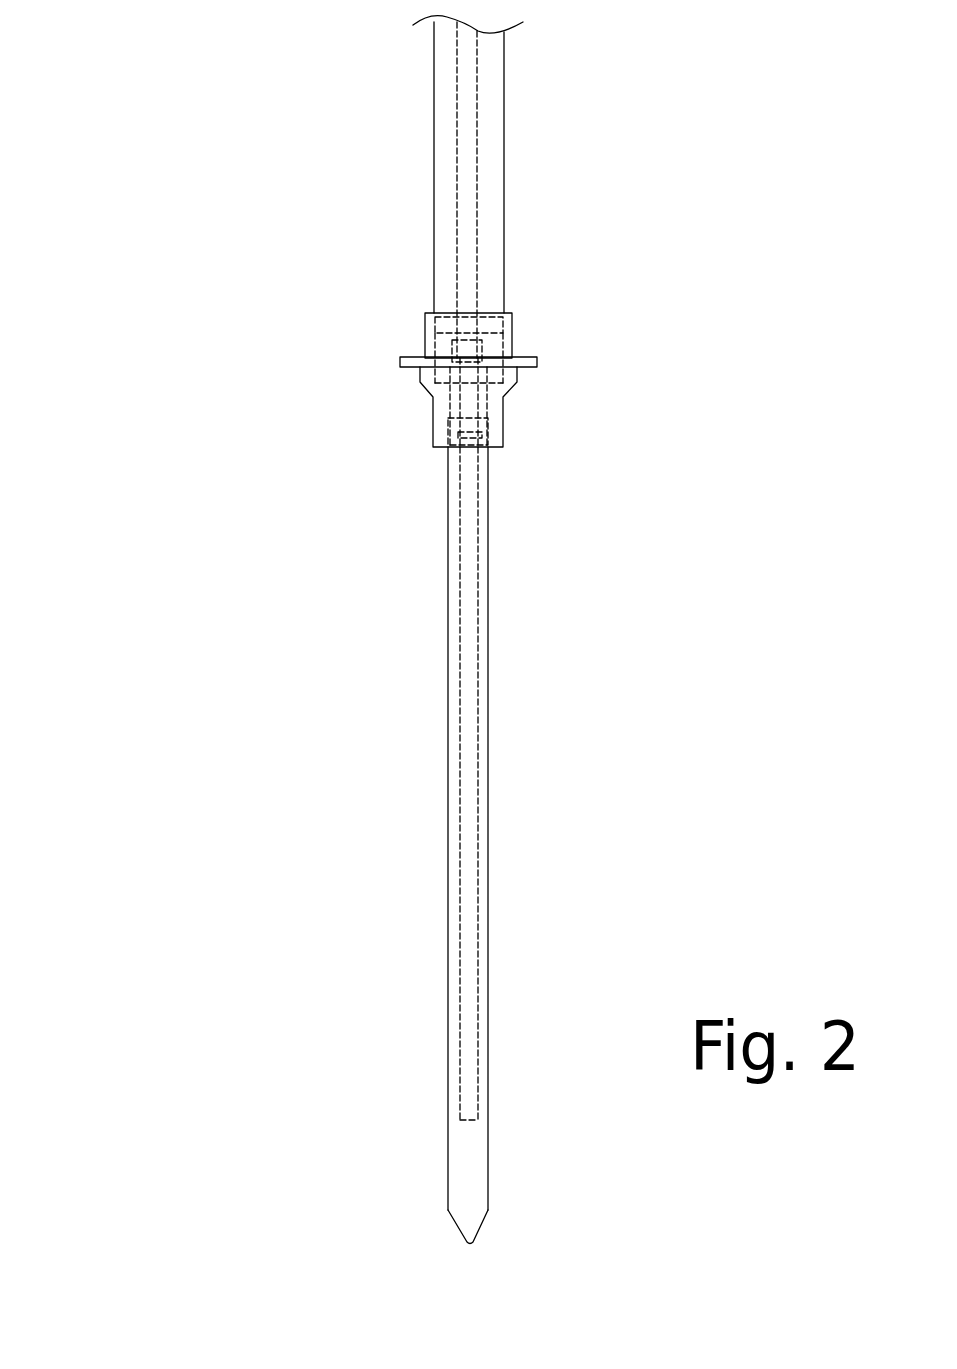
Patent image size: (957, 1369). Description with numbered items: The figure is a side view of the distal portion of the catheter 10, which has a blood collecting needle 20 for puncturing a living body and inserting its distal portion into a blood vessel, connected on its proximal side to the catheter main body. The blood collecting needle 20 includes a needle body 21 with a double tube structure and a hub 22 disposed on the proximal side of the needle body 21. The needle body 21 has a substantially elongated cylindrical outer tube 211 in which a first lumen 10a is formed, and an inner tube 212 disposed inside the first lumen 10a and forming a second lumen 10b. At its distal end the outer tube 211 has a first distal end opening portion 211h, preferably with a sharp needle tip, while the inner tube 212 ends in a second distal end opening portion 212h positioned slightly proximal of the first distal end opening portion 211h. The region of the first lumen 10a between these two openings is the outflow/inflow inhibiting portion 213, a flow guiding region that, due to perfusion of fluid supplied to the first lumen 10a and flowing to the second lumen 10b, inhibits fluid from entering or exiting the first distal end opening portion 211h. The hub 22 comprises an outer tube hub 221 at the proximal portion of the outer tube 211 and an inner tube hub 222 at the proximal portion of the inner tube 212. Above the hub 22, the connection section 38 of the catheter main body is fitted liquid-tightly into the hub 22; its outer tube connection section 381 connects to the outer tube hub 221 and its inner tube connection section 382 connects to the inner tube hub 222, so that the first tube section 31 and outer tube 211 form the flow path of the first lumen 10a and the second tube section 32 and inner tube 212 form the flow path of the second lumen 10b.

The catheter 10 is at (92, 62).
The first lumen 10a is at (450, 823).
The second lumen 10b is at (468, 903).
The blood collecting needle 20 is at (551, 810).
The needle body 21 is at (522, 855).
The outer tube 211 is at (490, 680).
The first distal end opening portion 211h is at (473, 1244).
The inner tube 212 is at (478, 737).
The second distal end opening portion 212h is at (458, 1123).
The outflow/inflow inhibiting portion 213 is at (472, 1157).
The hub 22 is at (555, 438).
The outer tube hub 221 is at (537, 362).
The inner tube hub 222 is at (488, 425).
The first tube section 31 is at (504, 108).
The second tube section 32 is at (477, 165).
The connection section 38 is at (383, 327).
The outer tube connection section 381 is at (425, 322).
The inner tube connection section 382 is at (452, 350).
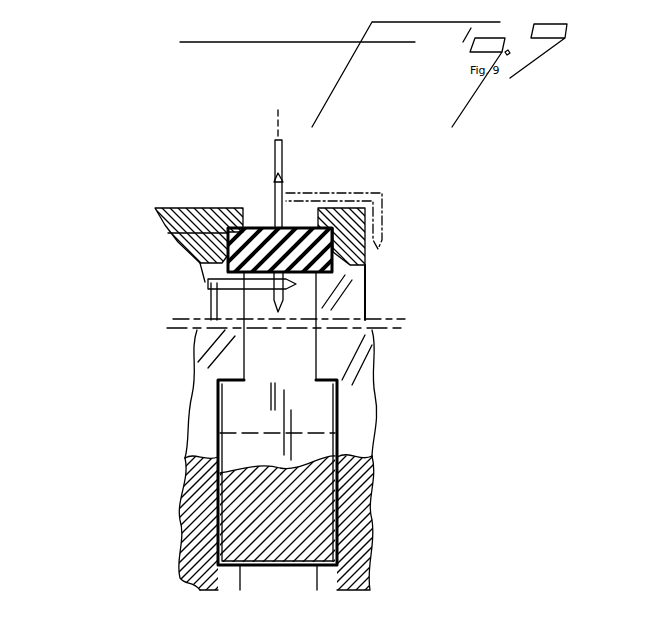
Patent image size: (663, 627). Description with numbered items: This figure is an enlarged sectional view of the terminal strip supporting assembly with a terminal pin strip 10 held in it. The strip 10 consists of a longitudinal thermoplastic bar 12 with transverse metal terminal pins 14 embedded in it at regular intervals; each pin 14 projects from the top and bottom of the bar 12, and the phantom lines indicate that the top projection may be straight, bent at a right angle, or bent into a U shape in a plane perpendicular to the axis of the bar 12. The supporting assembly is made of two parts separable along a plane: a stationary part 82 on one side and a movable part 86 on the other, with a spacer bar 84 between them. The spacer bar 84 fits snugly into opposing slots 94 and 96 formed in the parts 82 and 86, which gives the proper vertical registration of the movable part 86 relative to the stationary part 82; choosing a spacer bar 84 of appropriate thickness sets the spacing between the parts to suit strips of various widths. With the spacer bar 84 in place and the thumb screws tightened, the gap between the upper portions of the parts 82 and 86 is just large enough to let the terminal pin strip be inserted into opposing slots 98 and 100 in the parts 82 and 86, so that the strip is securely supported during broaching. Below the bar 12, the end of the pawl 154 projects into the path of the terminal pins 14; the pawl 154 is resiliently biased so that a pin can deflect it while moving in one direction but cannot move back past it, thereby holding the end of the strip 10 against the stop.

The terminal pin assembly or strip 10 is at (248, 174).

● THE PROBLEM
Copy every line above word for word, but leave out the pictures.

● THE REPLY
Patent image size: (957, 1369). Description with numbered items: The figure is a side view of the distal portion of the catheter 10, which has a blood collecting needle 20 for puncturing a living body and inserting its distal portion into a blood vessel, connected on its proximal side to the catheter main body. The blood collecting needle 20 includes a needle body 21 with a double tube structure and a hub 22 disposed on the proximal side of the needle body 21. The needle body 21 has a substantially elongated cylindrical outer tube 211 in which a first lumen 10a is formed, and an inner tube 212 disposed inside the first lumen 10a and forming a second lumen 10b. At its distal end the outer tube 211 has a first distal end opening portion 211h, preferably with a sharp needle tip, while the inner tube 212 ends in a second distal end opening portion 212h positioned slightly proximal of the first distal end opening portion 211h. The region of the first lumen 10a between these two openings is the outflow/inflow inhibiting portion 213, a flow guiding region that, due to perfusion of fluid supplied to the first lumen 10a and flowing to the second lumen 10b, inhibits fluid from entering or exiting the first distal end opening portion 211h. The hub 22 comprises an outer tube hub 221 at the proximal portion of the outer tube 211 and an inner tube hub 222 at the proximal portion of the inner tube 212. Above the hub 22, the connection section 38 of the catheter main body is fitted liquid-tightly into the hub 22; its outer tube connection section 381 connects to the outer tube hub 221 and its inner tube connection section 382 connects to the inner tube hub 222, so that the first tube section 31 and outer tube 211 form the flow path of the first lumen 10a and the second tube section 32 and inner tube 212 form the flow path of the second lumen 10b.

The catheter 10 is at (92, 62).
The first lumen 10a is at (450, 823).
The second lumen 10b is at (468, 903).
The blood collecting needle 20 is at (551, 810).
The needle body 21 is at (522, 855).
The outer tube 211 is at (490, 680).
The first distal end opening portion 211h is at (473, 1244).
The inner tube 212 is at (478, 737).
The second distal end opening portion 212h is at (458, 1123).
The outflow/inflow inhibiting portion 213 is at (472, 1157).
The hub 22 is at (555, 438).
The outer tube hub 221 is at (537, 362).
The inner tube hub 222 is at (488, 425).
The first tube section 31 is at (504, 108).
The second tube section 32 is at (477, 165).
The connection section 38 is at (383, 327).
The outer tube connection section 381 is at (425, 322).
The inner tube connection section 382 is at (452, 350).
Patent image size: (663, 627). Description with numbered items: This figure is an enlarged sectional view of the terminal strip supporting assembly with a terminal pin strip 10 held in it. The strip 10 consists of a longitudinal thermoplastic bar 12 with transverse metal terminal pins 14 embedded in it at regular intervals; each pin 14 projects from the top and bottom of the bar 12, and the phantom lines indicate that the top projection may be straight, bent at a right angle, or bent into a U shape in a plane perpendicular to the axis of the bar 12. The supporting assembly is made of two parts separable along a plane: a stationary part 82 on one side and a movable part 86 on the other, with a spacer bar 84 between them. The spacer bar 84 fits snugly into opposing slots 94 and 96 formed in the parts 82 and 86, which gives the proper vertical registration of the movable part 86 relative to the stationary part 82; choosing a spacer bar 84 of appropriate thickness sets the spacing between the parts to suit strips of various widths. With the spacer bar 84 in place and the thumb screws tightened, the gap between the upper portions of the parts 82 and 86 is just large enough to let the terminal pin strip be inserted into opposing slots 98 and 100 in the parts 82 and 86, so that the strip is securely supported during broaching. Below the bar 12, the end of the pawl 154 projects into the path of the terminal pins 14; the pawl 154 is resiliently biased so that a pin can deflect it while moving in one direction but cannot move back past it, thereby holding the end of the strip 10 against the stop.

The terminal pin assembly or strip 10 is at (248, 174).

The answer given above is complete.